**PASSAGE RETENU:**
○ ○ ○ ○ ○ ○ ○
Que m’importent après cela sa morgue ou ses rancunes ? Je puis sourire quand il conteste à Turenne son titre de prince, quand il querelle Vauban sur son cordon de l’ordre. Je ne puis me défendre de l’applaudir avec une sympathique émotion, quand il démasque les hypocrites ou châtie les corrompus. N’est-ce pas lui qu’avait deviné le génie de Molière ? N’est-ce pas Alceste lui-même, Alceste caché sous l’habit de cour, toujours passionné et fantasque, toujours loyal et noble de cœur, nourrissant toujours au fond de l’âme les mêmes « haines vigoureuses » pour le mensonge et la lâcheté ?

De tous les maux de son temps, celui sans doute que sa plume a le plus justement flétri, c’est le fanatisme, le fanatisme qu’il put voir, tout à coup réveillé d’un long assoupissement, se déchaîner sur la France avec des fureurs qui semblaient d’un autre âge.
○ ○ ○ ○ ○ ○ ○
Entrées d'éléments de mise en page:
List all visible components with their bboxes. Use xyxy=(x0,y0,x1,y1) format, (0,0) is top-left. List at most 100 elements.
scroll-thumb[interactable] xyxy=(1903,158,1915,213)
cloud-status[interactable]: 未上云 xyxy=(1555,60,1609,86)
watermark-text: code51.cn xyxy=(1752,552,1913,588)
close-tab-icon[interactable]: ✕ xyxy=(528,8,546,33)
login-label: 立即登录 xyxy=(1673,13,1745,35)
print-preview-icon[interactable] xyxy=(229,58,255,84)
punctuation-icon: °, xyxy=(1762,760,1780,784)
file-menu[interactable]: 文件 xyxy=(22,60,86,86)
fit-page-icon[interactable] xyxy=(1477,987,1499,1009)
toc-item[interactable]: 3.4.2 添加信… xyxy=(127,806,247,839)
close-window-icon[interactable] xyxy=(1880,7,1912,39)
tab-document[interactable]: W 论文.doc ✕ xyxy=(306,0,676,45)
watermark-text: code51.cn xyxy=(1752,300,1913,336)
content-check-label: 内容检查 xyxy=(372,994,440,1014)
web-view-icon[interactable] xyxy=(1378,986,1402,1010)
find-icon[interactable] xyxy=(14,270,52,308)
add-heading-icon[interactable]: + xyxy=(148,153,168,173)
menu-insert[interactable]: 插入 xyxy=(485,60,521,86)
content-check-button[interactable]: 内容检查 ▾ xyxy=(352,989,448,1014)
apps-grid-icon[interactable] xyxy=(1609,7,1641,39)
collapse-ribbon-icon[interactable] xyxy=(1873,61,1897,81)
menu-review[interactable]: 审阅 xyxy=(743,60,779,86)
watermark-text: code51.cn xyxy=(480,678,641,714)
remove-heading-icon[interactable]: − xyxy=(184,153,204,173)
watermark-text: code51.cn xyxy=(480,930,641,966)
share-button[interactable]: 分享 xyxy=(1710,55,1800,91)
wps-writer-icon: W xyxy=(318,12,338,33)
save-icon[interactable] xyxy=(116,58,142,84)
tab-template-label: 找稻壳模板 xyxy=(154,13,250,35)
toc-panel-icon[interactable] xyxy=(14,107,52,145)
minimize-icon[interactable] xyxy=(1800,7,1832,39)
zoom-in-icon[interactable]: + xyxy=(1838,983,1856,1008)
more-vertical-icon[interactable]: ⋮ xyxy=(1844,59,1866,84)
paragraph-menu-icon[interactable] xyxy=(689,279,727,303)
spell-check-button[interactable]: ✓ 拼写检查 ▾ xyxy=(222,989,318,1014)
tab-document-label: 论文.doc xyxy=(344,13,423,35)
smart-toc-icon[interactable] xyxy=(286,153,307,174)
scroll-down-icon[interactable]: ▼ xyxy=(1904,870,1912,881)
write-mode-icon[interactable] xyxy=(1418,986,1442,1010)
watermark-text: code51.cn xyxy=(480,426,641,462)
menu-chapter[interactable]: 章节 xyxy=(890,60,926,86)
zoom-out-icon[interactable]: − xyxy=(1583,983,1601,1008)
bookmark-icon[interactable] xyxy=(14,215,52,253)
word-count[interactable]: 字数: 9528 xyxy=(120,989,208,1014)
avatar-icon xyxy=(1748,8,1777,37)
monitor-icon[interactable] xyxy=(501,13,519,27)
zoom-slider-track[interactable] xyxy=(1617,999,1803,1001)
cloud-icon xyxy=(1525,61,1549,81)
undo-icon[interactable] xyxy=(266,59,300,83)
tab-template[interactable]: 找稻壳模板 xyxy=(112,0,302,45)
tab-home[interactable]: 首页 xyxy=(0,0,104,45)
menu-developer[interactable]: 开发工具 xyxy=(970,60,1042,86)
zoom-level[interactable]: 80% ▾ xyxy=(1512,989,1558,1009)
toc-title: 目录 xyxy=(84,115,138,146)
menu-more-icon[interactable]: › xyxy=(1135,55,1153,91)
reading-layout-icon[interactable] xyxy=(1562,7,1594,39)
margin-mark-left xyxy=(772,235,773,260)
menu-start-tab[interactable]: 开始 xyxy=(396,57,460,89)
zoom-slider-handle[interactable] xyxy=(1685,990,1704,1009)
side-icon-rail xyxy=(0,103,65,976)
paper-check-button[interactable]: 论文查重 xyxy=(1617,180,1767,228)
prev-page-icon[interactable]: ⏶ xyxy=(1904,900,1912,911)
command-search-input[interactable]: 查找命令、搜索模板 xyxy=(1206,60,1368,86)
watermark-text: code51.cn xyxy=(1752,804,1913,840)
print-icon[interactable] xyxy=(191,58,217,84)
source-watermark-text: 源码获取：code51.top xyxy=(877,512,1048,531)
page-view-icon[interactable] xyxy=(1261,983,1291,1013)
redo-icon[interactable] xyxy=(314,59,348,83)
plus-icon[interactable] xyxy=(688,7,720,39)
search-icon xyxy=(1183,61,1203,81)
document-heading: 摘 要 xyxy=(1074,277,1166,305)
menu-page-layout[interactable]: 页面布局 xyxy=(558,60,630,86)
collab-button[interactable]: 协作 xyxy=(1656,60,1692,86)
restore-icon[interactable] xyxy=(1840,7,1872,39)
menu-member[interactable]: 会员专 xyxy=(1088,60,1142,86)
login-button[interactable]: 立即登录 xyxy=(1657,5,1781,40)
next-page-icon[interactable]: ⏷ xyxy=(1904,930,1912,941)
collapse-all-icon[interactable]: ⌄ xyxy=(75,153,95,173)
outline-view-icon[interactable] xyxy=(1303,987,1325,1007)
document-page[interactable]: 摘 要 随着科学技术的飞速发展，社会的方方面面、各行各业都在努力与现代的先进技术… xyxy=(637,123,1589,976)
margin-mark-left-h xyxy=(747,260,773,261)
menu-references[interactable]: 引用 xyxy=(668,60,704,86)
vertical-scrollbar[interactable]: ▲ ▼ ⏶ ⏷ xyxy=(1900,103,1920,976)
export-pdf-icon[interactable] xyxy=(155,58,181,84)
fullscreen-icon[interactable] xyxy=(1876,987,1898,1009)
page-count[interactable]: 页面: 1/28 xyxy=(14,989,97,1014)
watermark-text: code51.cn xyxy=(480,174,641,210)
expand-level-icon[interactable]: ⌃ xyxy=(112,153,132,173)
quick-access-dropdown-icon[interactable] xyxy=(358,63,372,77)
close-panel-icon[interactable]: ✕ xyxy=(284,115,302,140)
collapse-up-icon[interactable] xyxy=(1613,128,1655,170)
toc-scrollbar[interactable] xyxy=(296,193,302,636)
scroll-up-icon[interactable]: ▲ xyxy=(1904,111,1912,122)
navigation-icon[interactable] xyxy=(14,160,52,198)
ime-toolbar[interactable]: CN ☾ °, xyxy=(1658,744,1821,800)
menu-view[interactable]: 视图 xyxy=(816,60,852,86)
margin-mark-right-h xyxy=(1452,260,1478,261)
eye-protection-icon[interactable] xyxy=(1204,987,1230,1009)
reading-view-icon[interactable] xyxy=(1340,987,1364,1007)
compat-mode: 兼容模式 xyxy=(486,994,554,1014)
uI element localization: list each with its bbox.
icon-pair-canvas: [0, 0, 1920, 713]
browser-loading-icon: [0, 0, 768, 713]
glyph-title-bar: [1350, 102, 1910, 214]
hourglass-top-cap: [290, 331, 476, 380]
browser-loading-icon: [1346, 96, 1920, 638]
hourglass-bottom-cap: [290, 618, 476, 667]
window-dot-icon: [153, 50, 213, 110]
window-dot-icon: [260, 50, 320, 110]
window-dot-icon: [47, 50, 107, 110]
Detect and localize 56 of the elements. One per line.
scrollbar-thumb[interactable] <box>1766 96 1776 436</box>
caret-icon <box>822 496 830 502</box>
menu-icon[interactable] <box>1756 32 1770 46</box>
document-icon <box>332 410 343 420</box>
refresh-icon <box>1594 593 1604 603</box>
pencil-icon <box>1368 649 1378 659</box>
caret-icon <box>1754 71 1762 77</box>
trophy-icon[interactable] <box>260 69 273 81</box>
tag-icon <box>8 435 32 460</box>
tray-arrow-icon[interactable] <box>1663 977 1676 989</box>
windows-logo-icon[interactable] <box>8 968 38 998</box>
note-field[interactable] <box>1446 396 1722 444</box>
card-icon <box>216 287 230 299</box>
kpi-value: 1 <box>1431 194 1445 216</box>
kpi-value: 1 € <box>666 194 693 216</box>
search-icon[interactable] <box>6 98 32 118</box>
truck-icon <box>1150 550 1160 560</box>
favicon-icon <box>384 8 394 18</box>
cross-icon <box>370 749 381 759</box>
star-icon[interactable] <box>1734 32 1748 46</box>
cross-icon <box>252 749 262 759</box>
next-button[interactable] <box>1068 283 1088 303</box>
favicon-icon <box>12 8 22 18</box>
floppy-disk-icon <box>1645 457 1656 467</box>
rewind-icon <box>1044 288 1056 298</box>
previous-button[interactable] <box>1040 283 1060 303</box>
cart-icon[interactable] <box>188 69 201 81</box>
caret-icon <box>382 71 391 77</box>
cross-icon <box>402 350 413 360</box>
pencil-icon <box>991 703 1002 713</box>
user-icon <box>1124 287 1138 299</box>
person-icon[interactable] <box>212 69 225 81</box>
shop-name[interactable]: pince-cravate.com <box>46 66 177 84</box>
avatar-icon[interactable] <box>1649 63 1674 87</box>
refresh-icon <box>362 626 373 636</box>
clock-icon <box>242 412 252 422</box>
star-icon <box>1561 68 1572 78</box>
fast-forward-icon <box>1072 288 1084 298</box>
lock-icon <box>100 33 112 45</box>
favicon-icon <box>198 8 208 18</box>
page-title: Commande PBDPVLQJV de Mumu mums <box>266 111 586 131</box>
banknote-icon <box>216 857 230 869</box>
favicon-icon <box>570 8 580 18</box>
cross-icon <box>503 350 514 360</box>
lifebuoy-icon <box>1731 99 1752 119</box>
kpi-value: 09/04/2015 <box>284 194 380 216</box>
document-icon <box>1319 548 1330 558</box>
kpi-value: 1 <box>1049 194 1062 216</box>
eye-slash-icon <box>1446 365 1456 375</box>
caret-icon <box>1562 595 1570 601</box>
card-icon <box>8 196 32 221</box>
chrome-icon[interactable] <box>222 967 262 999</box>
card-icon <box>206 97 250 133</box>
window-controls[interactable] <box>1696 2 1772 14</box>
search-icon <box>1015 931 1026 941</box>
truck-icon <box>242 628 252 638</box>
○ ○ ○ ○ ○ ○ ○
**VOS TÂCHES:**
a – Recopiez les entrées depuis la toute première jusqu'à la ligne qui contient « file-menu[interactable]: 文件 xyxy=(22,60,86,86) », celle-ci comprise.
b – Prolongez le passage sur Alceste et le fanatisme à la suite de sa dernière phrase.

**RÉSULTATS OBTENUS:**
a –
List all visible components with their bboxes. Use xyxy=(x0,y0,x1,y1) format, (0,0) is top-left. List at most 100 elements.
scroll-thumb[interactable] xyxy=(1903,158,1915,213)
cloud-status[interactable]: 未上云 xyxy=(1555,60,1609,86)
watermark-text: code51.cn xyxy=(1752,552,1913,588)
close-tab-icon[interactable]: ✕ xyxy=(528,8,546,33)
login-label: 立即登录 xyxy=(1673,13,1745,35)
print-preview-icon[interactable] xyxy=(229,58,255,84)
punctuation-icon: °, xyxy=(1762,760,1780,784)
file-menu[interactable]: 文件 xyxy=(22,60,86,86)

b –
Quand Saint-Simon parut à la cour, dix années déjà s’étaient écoulées depuis que, infidèle à la pensée de tolérance écrite dans notre droit public par son illustre aïeul, Louis XIV avait déchiré la charte de liberté religieuse et d’égalité civile octroyée, il y avait près d’un siècle, à une partie de ses sujets. Un vain rêve d’uniformité absolue, une ivresse d’omnipotence, de petits calculs de dévotion, de funestes suggestions enfin, et comme un esprit de vertige qui soufflait de tous les points de l’horizon, avaient égaré le droit sens du roi, porté à sa puissance le coup le plus terrible, et imprimé à la gloire de son règne une tache ineffaçable.